Task to complete » Every line of the material is to be repeated exactly as it stands.

Dataset content »

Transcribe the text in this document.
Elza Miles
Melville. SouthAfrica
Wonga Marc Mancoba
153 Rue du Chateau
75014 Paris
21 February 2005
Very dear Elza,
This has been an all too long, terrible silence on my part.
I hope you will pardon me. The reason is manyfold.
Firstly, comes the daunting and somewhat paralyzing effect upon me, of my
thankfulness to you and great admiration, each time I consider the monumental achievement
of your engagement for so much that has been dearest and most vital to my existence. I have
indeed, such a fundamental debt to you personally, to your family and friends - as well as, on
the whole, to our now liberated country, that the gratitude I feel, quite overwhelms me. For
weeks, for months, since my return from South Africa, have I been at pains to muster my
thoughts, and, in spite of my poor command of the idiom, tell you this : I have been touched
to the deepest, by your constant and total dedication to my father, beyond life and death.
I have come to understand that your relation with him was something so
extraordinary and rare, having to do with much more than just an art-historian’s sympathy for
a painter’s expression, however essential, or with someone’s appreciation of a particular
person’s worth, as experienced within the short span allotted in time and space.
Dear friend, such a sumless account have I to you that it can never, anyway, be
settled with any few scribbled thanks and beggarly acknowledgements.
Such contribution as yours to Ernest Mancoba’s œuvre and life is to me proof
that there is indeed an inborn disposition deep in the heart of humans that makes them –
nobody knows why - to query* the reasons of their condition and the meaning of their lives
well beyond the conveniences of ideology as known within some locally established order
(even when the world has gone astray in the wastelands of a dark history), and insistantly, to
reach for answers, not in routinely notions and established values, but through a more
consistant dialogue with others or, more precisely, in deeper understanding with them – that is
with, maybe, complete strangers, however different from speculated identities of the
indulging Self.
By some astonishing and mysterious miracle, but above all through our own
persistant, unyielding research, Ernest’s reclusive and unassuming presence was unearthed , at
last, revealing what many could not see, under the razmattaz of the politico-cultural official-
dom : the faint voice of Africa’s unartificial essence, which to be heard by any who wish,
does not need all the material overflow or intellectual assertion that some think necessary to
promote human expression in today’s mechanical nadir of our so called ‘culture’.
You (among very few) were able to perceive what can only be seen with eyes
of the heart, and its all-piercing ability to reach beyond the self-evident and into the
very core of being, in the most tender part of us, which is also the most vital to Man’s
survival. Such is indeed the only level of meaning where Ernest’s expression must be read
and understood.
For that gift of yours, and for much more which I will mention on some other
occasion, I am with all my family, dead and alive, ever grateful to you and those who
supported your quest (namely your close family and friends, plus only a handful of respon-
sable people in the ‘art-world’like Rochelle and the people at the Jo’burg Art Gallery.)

Task result »
Transcribe the text in this document.
Elza Miles
Melville. SouthAfrica
Wonga Marc Mancoba
153 Rue du Chateau
75014 Paris
21 February 2005
Very dear Elza,
This has been an all too long, terrible silence on my part.
I hope you will pardon me. The reason is manyfold.
Firstly, comes the daunting and somewhat paralyzing effect upon me, of my
thankfulness to you and great admiration, each time I consider the monumental achievement
of your engagement for so much that has been dearest and most vital to my existence. I have
indeed, such a fundamental debt to you personally, to your family and friends - as well as, on
the whole, to our now liberated country, that the gratitude I feel, quite overwhelms me. For
weeks, for months, since my return from South Africa, have I been at pains to muster my
thoughts, and, in spite of my poor command of the idiom, tell you this : I have been touched
to the deepest, by your constant and total dedication to my father, beyond life and death.
I have come to understand that your relation with him was something so
extraordinary and rare, having to do with much more than just an art-historian’s sympathy for
a painter’s expression, however essential, or with someone’s appreciation of a particular
person’s worth, as experienced within the short span allotted in time and space.
Dear friend, such a sumless account have I to you that it can never, anyway, be
settled with any few scribbled thanks and beggarly acknowledgements.
Such contribution as yours to Ernest Mancoba’s œuvre and life is to me proof
that there is indeed an inborn disposition deep in the heart of humans that makes them –
nobody knows why - to query* the reasons of their condition and the meaning of their lives
well beyond the conveniences of ideology as known within some locally established order
(even when the world has gone astray in the wastelands of a dark history), and insistantly, to
reach for answers, not in routinely notions and established values, but through a more
consistant dialogue with others or, more precisely, in deeper understanding with them – that is
with, maybe, complete strangers, however different from speculated identities of the
indulging Self.
By some astonishing and mysterious miracle, but above all through our own
persistant, unyielding research, Ernest’s reclusive and unassuming presence was unearthed , at
last, revealing what many could not see, under the razmattaz of the politico-cultural official-
dom : the faint voice of Africa’s unartificial essence, which to be heard by any who wish,
does not need all the material overflow or intellectual assertion that some think necessary to
promote human expression in today’s mechanical nadir of our so called ‘culture’.
You (among very few) were able to perceive what can only be seen with eyes
of the heart, and its all-piercing ability to reach beyond the self-evident and into the
very core of being, in the most tender part of us, which is also the most vital to Man’s
survival. Such is indeed the only level of meaning where Ernest’s expression must be read
and understood.
For that gift of yours, and for much more which I will mention on some other
occasion, I am with all my family, dead and alive, ever grateful to you and those who
supported your quest (namely your close family and friends, plus only a handful of respon-
sable people in the ‘art-world’like Rochelle and the people at the Jo’burg Art Gallery.)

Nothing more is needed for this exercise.